» Task prompt:
Count the lines in the entries below that include the word "JSON". Give nothing but the number.

-- Listed entries start --

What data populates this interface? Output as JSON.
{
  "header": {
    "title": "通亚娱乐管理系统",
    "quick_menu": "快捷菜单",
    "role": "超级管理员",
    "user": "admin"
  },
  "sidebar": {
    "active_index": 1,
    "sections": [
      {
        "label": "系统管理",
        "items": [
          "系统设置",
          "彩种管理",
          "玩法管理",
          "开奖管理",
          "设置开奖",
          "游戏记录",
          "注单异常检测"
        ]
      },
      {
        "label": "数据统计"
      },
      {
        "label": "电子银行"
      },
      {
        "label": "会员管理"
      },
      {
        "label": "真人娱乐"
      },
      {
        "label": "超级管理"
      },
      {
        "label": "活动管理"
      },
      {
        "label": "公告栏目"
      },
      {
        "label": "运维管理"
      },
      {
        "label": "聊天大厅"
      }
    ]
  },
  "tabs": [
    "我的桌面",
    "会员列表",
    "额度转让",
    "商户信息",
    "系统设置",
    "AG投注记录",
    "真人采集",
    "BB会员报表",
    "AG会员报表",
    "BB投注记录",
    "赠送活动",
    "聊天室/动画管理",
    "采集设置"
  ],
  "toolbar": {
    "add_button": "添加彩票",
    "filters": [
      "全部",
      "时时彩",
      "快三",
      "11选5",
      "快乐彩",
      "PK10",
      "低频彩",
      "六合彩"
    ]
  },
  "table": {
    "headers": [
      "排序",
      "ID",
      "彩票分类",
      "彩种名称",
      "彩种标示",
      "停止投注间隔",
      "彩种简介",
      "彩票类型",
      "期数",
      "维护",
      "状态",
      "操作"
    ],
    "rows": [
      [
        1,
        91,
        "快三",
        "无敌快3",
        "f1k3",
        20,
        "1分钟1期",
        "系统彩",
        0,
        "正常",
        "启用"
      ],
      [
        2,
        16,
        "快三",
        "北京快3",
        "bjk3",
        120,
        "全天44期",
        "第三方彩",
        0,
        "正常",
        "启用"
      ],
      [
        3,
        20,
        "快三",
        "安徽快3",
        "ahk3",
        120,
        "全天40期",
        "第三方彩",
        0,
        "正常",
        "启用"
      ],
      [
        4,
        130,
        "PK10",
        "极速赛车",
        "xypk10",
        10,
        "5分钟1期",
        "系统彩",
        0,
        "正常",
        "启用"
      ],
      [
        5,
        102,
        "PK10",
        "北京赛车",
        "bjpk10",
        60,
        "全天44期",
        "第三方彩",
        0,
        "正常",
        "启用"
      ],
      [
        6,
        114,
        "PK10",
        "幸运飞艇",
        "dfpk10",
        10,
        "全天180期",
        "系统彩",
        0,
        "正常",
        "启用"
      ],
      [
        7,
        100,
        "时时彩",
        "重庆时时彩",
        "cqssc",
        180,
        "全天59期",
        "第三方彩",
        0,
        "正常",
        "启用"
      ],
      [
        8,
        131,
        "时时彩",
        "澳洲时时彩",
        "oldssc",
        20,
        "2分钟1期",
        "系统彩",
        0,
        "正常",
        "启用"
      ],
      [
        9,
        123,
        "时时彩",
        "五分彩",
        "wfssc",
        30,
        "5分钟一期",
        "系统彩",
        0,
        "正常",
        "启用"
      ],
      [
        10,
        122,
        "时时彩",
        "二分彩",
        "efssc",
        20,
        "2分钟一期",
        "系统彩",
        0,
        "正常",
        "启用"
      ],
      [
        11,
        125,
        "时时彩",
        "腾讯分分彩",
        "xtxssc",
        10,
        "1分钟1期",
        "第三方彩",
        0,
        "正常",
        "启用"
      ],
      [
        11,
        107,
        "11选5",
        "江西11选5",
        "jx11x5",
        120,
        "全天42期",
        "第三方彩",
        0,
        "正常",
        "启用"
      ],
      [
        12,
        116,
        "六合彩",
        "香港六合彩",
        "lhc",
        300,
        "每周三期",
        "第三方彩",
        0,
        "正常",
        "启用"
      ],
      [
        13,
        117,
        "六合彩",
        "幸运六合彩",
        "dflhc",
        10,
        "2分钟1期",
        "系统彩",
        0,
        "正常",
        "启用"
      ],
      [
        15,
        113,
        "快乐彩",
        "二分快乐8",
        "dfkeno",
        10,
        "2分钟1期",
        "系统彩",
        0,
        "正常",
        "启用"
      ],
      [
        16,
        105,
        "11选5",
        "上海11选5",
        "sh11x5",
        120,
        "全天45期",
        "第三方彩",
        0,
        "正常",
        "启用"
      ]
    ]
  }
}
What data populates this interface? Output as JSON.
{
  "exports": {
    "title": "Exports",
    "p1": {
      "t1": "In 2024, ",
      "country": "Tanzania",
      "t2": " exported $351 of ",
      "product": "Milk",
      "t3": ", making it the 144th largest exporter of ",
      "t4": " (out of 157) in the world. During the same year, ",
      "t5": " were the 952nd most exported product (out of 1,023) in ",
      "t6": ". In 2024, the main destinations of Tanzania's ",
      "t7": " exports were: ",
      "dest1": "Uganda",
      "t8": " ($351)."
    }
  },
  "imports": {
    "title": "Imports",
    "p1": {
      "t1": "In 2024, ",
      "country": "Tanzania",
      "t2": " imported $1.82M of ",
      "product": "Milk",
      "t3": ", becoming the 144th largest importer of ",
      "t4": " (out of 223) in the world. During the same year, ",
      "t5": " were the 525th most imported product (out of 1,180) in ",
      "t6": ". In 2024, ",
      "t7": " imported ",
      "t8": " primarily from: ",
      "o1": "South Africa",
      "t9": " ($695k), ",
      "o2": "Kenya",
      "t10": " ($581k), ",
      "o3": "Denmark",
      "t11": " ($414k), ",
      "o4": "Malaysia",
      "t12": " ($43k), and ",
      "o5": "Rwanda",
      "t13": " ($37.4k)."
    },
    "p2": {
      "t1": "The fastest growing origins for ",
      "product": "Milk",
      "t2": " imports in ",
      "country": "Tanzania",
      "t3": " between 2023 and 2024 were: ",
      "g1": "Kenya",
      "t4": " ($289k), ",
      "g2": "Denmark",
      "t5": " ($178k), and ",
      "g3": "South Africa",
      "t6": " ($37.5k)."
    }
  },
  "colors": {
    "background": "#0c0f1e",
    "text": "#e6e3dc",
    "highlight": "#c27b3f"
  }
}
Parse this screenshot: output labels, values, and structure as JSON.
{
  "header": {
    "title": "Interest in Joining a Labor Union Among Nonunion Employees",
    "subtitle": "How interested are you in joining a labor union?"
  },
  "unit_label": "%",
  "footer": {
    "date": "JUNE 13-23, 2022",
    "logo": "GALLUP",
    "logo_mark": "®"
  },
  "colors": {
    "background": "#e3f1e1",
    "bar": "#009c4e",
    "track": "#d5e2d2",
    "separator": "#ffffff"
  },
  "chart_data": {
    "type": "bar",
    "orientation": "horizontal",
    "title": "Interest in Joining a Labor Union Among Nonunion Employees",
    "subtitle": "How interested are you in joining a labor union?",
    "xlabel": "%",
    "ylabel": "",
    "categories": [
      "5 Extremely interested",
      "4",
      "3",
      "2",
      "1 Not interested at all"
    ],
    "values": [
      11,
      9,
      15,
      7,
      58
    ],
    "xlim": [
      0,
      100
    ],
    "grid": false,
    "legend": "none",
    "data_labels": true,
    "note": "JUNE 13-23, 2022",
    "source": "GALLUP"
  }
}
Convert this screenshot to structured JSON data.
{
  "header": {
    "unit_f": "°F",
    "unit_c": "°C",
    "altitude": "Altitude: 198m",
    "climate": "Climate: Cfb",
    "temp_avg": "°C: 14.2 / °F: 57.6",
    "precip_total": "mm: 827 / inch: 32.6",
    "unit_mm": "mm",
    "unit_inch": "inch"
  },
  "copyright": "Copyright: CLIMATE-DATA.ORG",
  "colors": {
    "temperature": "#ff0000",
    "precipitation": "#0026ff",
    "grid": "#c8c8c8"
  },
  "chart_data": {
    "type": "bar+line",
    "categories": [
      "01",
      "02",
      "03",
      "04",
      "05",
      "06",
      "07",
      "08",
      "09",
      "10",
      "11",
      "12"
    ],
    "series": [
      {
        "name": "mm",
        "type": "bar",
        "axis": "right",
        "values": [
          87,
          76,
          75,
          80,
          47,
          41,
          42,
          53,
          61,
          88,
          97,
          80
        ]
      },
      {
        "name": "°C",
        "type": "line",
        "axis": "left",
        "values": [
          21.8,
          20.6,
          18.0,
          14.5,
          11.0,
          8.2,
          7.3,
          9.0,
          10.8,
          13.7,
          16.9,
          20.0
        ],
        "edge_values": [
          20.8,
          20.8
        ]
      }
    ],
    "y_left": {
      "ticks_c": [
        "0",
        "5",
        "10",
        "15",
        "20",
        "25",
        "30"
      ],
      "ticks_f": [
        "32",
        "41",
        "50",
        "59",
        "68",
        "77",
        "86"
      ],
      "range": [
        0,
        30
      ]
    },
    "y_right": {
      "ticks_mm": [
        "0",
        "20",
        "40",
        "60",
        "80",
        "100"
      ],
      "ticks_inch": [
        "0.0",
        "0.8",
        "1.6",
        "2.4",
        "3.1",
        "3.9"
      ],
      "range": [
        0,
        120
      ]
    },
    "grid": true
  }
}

-- Listed entries end --

» Result:
4